[Your task]
Filter the records below and copy every line containing the word "గపరచ".

[Task material]
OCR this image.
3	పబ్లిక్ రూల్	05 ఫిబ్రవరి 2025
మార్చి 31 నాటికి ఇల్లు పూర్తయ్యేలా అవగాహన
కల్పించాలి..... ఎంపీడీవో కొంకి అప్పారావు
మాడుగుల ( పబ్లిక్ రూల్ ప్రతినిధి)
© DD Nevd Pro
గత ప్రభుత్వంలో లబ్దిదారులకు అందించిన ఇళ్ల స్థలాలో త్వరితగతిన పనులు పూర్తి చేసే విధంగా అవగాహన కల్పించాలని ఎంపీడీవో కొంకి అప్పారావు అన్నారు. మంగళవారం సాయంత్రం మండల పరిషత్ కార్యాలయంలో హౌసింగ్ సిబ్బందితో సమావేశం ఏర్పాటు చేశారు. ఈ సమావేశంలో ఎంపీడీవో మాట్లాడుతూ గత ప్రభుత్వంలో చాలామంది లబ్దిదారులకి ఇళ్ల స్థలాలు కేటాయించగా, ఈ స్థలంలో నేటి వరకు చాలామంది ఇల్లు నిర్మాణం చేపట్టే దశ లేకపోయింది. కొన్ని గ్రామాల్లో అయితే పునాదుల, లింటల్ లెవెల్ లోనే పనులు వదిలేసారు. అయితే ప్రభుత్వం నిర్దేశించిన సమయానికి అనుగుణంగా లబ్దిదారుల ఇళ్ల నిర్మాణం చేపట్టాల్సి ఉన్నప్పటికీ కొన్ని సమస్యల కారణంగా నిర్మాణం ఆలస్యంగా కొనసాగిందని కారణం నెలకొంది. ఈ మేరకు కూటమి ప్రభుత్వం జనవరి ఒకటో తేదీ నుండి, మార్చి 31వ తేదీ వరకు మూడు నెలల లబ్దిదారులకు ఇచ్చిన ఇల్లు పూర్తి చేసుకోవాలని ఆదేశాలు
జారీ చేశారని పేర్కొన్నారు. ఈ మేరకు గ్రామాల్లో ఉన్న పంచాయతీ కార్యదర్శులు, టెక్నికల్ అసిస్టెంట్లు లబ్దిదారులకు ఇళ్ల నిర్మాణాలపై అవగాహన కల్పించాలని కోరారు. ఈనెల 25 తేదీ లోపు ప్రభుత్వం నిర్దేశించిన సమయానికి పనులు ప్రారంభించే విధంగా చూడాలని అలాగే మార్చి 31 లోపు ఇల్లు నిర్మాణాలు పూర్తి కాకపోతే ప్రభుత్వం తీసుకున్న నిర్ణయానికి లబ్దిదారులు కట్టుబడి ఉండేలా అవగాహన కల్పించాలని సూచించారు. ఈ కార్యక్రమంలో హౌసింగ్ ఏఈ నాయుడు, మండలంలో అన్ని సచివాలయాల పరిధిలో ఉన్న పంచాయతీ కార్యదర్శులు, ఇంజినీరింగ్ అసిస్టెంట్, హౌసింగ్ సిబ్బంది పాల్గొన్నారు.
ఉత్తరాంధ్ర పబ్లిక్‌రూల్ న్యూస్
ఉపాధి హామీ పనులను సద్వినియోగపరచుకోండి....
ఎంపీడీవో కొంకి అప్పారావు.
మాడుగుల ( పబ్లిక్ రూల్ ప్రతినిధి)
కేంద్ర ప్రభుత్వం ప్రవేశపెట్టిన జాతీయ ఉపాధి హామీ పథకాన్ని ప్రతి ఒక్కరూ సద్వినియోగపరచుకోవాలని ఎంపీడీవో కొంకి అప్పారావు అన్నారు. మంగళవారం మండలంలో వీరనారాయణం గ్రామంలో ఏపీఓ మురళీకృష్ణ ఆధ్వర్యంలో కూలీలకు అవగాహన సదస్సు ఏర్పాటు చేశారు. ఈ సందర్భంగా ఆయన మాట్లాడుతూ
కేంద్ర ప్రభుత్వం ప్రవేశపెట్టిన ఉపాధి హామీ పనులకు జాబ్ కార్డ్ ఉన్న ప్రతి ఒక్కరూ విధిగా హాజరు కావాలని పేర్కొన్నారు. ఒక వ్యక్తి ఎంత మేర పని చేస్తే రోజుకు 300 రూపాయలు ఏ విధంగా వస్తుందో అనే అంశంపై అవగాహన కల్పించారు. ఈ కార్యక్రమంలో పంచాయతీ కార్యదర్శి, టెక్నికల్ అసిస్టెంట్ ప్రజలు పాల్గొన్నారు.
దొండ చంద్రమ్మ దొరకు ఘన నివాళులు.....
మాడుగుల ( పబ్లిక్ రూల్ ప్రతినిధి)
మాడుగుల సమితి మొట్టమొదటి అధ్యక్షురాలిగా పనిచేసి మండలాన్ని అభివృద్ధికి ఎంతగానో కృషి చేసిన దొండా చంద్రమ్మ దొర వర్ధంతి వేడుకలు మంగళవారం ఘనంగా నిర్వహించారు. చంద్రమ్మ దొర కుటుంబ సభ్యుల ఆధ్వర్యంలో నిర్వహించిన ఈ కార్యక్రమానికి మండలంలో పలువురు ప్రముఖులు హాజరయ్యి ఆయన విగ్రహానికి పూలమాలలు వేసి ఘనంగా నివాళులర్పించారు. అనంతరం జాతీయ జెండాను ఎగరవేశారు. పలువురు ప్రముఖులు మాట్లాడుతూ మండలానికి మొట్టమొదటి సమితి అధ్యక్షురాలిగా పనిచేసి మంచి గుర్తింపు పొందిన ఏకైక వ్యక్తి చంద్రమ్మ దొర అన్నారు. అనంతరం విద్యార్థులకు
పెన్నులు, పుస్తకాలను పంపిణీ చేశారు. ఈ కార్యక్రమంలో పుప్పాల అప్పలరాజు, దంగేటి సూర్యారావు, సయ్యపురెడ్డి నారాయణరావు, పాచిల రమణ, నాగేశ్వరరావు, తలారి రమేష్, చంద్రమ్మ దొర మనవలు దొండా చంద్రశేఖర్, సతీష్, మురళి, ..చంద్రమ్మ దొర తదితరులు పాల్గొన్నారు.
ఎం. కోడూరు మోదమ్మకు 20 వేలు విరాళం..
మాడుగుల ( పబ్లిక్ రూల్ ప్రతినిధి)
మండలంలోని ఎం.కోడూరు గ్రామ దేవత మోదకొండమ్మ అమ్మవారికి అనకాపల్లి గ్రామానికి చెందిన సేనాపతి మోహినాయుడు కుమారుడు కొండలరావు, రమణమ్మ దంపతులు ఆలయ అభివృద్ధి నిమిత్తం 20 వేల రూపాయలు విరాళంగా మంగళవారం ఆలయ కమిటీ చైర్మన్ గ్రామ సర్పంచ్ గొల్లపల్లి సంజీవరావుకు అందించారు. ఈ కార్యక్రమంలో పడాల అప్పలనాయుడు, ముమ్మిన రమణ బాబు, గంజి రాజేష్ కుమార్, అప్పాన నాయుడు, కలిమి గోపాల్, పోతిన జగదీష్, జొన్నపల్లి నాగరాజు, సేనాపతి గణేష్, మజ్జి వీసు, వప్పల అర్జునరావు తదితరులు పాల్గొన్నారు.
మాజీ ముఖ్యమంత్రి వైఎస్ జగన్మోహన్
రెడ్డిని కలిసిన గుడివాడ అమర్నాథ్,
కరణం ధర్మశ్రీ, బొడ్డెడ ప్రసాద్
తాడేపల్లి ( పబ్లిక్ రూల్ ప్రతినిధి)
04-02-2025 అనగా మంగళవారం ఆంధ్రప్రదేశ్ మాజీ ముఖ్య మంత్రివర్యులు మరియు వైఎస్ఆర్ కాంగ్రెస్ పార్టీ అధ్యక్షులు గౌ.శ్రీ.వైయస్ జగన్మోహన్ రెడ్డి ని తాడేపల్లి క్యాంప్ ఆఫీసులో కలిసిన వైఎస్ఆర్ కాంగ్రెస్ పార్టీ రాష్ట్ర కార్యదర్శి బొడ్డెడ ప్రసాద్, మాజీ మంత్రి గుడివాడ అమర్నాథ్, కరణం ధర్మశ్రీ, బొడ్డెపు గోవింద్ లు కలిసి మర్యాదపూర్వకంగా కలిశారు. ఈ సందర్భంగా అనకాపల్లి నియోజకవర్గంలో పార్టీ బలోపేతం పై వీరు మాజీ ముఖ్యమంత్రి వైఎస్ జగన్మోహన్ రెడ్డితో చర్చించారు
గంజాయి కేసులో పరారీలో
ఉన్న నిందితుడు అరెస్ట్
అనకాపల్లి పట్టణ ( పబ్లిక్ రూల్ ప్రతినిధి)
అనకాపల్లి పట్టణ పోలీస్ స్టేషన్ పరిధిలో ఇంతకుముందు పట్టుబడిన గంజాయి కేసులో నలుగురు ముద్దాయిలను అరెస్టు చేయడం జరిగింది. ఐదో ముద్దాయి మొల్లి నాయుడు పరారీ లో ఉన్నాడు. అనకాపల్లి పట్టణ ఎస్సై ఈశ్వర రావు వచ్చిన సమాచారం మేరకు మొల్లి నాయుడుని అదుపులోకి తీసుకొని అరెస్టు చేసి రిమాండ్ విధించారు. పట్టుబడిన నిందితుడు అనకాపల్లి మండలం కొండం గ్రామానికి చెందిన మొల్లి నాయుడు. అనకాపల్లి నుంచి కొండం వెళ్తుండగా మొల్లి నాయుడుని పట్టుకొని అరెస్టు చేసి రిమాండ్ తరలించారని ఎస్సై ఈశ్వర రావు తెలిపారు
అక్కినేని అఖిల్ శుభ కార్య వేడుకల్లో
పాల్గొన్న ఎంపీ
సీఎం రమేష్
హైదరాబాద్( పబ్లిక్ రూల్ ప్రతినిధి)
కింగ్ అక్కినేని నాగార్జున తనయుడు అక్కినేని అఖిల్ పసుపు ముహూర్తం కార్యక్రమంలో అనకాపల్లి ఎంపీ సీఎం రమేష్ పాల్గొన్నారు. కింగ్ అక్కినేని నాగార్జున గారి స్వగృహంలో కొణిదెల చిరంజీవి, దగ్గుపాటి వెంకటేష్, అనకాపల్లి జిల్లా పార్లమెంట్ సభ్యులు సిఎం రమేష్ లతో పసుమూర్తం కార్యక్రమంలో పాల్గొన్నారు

[Response below]
ఉపాధి హామీ పనులను సద్వినియోగపరచుకోండి....
కేంద్ర ప్రభుత్వం ప్రవేశపెట్టిన జాతీయ ఉపాధి హామీ పథకాన్ని ప్రతి ఒక్కరూ సద్వినియోగపరచుకోవాలని ఎంపీడీవో కొంకి అప్పారావు అన్నారు. మంగళవారం మండలంలో వీరనారాయణం గ్రామంలో ఏపీఓ మురళీకృష్ణ ఆధ్వర్యంలో కూలీలకు అవగాహన సదస్సు ఏర్పాటు చేశారు. ఈ సందర్భంగా ఆయన మాట్లాడుతూ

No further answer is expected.